[Dataset items]
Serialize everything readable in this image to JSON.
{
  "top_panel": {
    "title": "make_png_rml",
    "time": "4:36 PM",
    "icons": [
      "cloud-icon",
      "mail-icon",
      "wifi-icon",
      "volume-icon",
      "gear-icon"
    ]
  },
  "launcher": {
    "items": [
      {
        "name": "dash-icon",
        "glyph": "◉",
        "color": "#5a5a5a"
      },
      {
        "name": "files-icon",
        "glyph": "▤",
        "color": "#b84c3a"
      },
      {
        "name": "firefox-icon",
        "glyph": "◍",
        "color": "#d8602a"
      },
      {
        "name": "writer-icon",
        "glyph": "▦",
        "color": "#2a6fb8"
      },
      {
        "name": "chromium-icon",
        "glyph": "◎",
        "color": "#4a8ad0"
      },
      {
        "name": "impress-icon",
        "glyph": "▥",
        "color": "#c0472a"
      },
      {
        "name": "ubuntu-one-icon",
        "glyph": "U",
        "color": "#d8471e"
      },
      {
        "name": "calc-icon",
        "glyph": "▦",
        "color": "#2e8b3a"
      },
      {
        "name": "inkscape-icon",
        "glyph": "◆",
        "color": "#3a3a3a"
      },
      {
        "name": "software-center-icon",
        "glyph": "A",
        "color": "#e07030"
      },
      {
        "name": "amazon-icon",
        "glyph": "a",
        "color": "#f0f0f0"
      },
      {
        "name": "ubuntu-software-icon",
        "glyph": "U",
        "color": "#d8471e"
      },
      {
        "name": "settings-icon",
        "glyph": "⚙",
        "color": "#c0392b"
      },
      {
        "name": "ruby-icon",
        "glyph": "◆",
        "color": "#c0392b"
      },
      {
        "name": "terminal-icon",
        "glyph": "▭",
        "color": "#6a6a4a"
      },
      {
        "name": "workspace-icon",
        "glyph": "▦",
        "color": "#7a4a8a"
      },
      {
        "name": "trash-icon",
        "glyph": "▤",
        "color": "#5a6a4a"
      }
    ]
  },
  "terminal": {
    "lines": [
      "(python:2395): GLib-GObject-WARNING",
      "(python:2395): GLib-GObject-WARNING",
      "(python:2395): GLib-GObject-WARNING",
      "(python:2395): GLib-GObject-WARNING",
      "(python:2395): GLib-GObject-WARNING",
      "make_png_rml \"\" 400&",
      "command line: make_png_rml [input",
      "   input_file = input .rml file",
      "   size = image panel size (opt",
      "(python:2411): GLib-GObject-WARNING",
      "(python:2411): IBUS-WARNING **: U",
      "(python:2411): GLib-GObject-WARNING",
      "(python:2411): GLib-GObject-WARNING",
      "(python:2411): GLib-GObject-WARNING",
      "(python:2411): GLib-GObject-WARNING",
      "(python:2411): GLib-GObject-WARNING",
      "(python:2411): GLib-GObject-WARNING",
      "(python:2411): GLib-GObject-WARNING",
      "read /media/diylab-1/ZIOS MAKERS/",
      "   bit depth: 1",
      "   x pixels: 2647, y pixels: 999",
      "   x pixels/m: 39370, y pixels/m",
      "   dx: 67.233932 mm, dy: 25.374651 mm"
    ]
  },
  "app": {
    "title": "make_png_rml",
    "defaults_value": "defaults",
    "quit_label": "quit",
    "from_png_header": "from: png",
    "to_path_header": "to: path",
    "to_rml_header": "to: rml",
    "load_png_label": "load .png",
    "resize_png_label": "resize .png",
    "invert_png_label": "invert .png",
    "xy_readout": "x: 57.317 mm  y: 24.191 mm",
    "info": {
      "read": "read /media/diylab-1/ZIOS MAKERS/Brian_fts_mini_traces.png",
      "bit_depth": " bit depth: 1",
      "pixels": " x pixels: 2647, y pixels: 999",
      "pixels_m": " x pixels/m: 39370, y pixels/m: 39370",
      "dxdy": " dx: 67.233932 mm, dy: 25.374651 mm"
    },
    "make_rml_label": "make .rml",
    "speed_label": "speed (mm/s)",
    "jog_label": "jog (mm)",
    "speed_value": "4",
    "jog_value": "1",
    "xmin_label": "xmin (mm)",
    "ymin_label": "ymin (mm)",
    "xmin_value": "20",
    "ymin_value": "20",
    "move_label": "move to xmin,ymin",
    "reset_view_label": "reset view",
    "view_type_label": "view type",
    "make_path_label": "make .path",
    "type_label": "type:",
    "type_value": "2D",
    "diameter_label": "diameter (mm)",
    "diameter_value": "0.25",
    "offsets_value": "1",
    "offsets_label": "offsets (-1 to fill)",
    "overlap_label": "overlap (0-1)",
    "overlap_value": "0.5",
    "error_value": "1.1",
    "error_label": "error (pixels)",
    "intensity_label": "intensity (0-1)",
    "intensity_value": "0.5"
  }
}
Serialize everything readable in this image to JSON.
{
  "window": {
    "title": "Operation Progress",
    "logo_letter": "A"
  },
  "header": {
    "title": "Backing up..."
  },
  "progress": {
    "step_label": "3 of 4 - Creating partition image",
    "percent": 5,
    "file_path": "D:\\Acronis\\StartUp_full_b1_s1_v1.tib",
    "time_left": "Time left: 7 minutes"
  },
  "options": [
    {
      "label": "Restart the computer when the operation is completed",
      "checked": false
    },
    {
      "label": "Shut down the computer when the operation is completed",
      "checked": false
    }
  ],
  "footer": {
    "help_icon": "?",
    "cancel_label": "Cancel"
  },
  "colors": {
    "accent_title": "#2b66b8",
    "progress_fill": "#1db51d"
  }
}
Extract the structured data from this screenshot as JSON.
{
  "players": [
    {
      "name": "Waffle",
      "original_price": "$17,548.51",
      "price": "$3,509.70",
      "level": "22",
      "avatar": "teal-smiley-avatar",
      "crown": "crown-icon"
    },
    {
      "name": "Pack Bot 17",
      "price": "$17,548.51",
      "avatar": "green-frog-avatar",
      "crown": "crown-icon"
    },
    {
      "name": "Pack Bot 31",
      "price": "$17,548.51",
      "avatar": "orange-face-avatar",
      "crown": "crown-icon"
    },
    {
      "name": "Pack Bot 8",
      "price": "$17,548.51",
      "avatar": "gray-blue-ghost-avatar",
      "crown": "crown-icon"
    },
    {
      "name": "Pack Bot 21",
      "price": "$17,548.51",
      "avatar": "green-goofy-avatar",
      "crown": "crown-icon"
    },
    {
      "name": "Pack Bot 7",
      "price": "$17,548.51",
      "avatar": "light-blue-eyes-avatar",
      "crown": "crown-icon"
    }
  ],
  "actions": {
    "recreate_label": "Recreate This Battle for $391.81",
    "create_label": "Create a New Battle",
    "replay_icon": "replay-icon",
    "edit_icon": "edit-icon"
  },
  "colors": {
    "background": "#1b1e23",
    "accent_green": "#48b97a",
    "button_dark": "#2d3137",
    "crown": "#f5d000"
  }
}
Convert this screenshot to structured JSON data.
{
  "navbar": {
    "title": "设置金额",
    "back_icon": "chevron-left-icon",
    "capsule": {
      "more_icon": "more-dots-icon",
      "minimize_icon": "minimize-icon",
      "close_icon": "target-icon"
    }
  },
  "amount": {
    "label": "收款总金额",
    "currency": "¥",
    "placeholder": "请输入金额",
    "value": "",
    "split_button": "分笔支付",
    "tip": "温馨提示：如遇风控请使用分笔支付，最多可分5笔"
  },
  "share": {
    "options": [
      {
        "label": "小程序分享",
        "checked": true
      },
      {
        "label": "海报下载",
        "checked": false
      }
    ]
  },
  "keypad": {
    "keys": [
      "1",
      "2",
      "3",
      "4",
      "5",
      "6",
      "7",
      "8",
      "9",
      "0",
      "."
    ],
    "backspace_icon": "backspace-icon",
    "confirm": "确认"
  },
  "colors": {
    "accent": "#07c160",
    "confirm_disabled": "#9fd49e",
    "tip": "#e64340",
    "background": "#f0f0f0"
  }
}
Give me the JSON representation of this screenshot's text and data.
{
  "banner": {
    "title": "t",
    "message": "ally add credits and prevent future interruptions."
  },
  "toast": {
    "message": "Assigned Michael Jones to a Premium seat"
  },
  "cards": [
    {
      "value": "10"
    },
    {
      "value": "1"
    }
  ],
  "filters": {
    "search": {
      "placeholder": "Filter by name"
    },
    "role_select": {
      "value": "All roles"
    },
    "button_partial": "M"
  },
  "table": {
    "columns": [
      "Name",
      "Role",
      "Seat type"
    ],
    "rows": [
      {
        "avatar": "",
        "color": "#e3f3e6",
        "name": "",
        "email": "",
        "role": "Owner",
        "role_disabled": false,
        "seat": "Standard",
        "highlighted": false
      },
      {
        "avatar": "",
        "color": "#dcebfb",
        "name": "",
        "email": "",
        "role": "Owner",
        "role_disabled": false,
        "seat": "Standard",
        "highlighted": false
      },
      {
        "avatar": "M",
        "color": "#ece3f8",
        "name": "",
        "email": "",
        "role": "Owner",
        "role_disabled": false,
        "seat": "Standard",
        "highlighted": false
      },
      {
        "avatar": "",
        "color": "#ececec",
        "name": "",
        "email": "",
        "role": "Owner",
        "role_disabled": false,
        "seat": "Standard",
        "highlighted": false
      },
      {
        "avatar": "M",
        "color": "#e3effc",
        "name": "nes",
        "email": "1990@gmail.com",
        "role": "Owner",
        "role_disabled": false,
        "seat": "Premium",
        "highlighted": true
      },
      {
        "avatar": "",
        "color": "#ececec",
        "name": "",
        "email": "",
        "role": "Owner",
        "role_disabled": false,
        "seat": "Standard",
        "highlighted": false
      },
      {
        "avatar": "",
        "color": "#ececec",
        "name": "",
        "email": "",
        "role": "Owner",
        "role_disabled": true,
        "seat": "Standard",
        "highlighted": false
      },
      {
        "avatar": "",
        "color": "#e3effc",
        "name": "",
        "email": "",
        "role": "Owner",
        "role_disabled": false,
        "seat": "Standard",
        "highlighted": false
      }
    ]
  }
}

To do
For the string "left", count the lines of the entries above that include it; answer with the number only.

Response below
2